Given exercise:
Extract the full set of records that follows, word for word.

Dataset records:
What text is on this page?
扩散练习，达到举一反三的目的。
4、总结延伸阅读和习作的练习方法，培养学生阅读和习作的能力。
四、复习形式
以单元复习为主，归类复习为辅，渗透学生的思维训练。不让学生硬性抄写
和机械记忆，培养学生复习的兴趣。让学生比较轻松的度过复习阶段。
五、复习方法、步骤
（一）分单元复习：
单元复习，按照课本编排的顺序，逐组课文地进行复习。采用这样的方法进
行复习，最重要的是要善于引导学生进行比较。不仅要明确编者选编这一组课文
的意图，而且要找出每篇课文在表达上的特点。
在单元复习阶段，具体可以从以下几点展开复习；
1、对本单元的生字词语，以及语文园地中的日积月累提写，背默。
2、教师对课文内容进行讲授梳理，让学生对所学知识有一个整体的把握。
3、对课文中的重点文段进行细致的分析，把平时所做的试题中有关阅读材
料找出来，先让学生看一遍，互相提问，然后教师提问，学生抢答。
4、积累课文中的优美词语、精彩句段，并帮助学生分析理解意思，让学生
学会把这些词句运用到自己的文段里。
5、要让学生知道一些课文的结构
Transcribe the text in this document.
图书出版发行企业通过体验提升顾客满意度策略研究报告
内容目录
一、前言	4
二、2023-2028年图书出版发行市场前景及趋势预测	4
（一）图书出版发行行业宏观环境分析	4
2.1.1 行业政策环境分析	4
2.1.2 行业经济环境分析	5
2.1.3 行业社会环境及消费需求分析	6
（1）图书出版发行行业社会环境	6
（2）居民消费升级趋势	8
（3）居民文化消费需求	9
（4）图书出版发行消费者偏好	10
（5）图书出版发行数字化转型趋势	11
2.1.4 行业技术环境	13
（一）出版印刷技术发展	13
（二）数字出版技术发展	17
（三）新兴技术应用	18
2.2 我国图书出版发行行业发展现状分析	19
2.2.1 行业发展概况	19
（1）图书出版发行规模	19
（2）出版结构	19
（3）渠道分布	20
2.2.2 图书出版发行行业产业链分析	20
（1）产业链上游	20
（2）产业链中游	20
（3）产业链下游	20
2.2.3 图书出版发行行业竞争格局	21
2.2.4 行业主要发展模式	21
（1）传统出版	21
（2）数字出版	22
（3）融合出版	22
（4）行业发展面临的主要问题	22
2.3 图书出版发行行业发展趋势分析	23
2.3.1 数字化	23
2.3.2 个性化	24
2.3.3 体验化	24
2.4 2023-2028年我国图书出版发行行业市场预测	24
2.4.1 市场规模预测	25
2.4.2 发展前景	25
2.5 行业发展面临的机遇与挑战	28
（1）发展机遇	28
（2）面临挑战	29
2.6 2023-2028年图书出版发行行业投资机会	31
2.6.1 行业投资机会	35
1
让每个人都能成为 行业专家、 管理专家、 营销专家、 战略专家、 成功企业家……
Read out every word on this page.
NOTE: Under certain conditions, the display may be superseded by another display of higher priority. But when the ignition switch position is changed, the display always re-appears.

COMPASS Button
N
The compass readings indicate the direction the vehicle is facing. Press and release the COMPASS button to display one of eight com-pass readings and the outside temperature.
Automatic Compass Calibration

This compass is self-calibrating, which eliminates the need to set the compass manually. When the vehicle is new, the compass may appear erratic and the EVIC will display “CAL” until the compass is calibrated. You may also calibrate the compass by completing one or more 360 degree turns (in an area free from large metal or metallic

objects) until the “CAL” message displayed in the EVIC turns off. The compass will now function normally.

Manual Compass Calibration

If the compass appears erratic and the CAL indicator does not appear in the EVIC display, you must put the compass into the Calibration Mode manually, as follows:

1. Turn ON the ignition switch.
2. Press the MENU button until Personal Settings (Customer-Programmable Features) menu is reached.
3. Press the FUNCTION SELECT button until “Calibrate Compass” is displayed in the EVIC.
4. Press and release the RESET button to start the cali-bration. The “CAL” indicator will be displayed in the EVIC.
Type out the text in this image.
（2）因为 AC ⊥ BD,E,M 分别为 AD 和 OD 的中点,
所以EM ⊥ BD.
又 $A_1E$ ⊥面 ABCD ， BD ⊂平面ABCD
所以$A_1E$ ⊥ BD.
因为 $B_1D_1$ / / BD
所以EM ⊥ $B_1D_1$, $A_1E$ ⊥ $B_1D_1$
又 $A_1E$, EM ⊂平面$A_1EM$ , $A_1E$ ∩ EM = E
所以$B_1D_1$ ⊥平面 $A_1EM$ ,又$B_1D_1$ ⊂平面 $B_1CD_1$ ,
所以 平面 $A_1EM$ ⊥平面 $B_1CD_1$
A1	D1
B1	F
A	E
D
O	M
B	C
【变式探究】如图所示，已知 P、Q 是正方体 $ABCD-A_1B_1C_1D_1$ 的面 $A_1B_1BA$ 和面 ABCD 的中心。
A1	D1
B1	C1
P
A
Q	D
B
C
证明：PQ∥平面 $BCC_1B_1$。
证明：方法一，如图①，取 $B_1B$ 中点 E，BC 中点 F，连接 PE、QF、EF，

Answer to the task:
What text is on this page?
扩散练习，达到举一反三的目的。
4、总结延伸阅读和习作的练习方法，培养学生阅读和习作的能力。
四、复习形式
以单元复习为主，归类复习为辅，渗透学生的思维训练。不让学生硬性抄写
和机械记忆，培养学生复习的兴趣。让学生比较轻松的度过复习阶段。
五、复习方法、步骤
（一）分单元复习：
单元复习，按照课本编排的顺序，逐组课文地进行复习。采用这样的方法进
行复习，最重要的是要善于引导学生进行比较。不仅要明确编者选编这一组课文
的意图，而且要找出每篇课文在表达上的特点。
在单元复习阶段，具体可以从以下几点展开复习；
1、对本单元的生字词语，以及语文园地中的日积月累提写，背默。
2、教师对课文内容进行讲授梳理，让学生对所学知识有一个整体的把握。
3、对课文中的重点文段进行细致的分析，把平时所做的试题中有关阅读材
料找出来，先让学生看一遍，互相提问，然后教师提问，学生抢答。
4、积累课文中的优美词语、精彩句段，并帮助学生分析理解意思，让学生
学会把这些词句运用到自己的文段里。
5、要让学生知道一些课文的结构
Transcribe the text in this document.
图书出版发行企业通过体验提升顾客满意度策略研究报告
内容目录
一、前言	4
二、2023-2028年图书出版发行市场前景及趋势预测	4
（一）图书出版发行行业宏观环境分析	4
2.1.1 行业政策环境分析	4
2.1.2 行业经济环境分析	5
2.1.3 行业社会环境及消费需求分析	6
（1）图书出版发行行业社会环境	6
（2）居民消费升级趋势	8
（3）居民文化消费需求	9
（4）图书出版发行消费者偏好	10
（5）图书出版发行数字化转型趋势	11
2.1.4 行业技术环境	13
（一）出版印刷技术发展	13
（二）数字出版技术发展	17
（三）新兴技术应用	18
2.2 我国图书出版发行行业发展现状分析	19
2.2.1 行业发展概况	19
（1）图书出版发行规模	19
（2）出版结构	19
（3）渠道分布	20
2.2.2 图书出版发行行业产业链分析	20
（1）产业链上游	20
（2）产业链中游	20
（3）产业链下游	20
2.2.3 图书出版发行行业竞争格局	21
2.2.4 行业主要发展模式	21
（1）传统出版	21
（2）数字出版	22
（3）融合出版	22
（4）行业发展面临的主要问题	22
2.3 图书出版发行行业发展趋势分析	23
2.3.1 数字化	23
2.3.2 个性化	24
2.3.3 体验化	24
2.4 2023-2028年我国图书出版发行行业市场预测	24
2.4.1 市场规模预测	25
2.4.2 发展前景	25
2.5 行业发展面临的机遇与挑战	28
（1）发展机遇	28
（2）面临挑战	29
2.6 2023-2028年图书出版发行行业投资机会	31
2.6.1 行业投资机会	35
1
让每个人都能成为 行业专家、 管理专家、 营销专家、 战略专家、 成功企业家……
Read out every word on this page.
NOTE: Under certain conditions, the display may be superseded by another display of higher priority. But when the ignition switch position is changed, the display always re-appears.

COMPASS Button
N
The compass readings indicate the direction the vehicle is facing. Press and release the COMPASS button to display one of eight com-pass readings and the outside temperature.
Automatic Compass Calibration

This compass is self-calibrating, which eliminates the need to set the compass manually. When the vehicle is new, the compass may appear erratic and the EVIC will display “CAL” until the compass is calibrated. You may also calibrate the compass by completing one or more 360 degree turns (in an area free from large metal or metallic

objects) until the “CAL” message displayed in the EVIC turns off. The compass will now function normally.

Manual Compass Calibration

If the compass appears erratic and the CAL indicator does not appear in the EVIC display, you must put the compass into the Calibration Mode manually, as follows:

1. Turn ON the ignition switch.
2. Press the MENU button until Personal Settings (Customer-Programmable Features) menu is reached.
3. Press the FUNCTION SELECT button until “Calibrate Compass” is displayed in the EVIC.
4. Press and release the RESET button to start the cali-bration. The “CAL” indicator will be displayed in the EVIC.
Type out the text in this image.
（2）因为 AC ⊥ BD,E,M 分别为 AD 和 OD 的中点,
所以EM ⊥ BD.
又 $A_1E$ ⊥面 ABCD ， BD ⊂平面ABCD
所以$A_1E$ ⊥ BD.
因为 $B_1D_1$ / / BD
所以EM ⊥ $B_1D_1$, $A_1E$ ⊥ $B_1D_1$
又 $A_1E$, EM ⊂平面$A_1EM$ , $A_1E$ ∩ EM = E
所以$B_1D_1$ ⊥平面 $A_1EM$ ,又$B_1D_1$ ⊂平面 $B_1CD_1$ ,
所以 平面 $A_1EM$ ⊥平面 $B_1CD_1$
A1	D1
B1	F
A	E
D
O	M
B	C
【变式探究】如图所示，已知 P、Q 是正方体 $ABCD-A_1B_1C_1D_1$ 的面 $A_1B_1BA$ 和面 ABCD 的中心。
A1	D1
B1	C1
P
A
Q	D
B
C
证明：PQ∥平面 $BCC_1B_1$。
证明：方法一，如图①，取 $B_1B$ 中点 E，BC 中点 F，连接 PE、QF、EF，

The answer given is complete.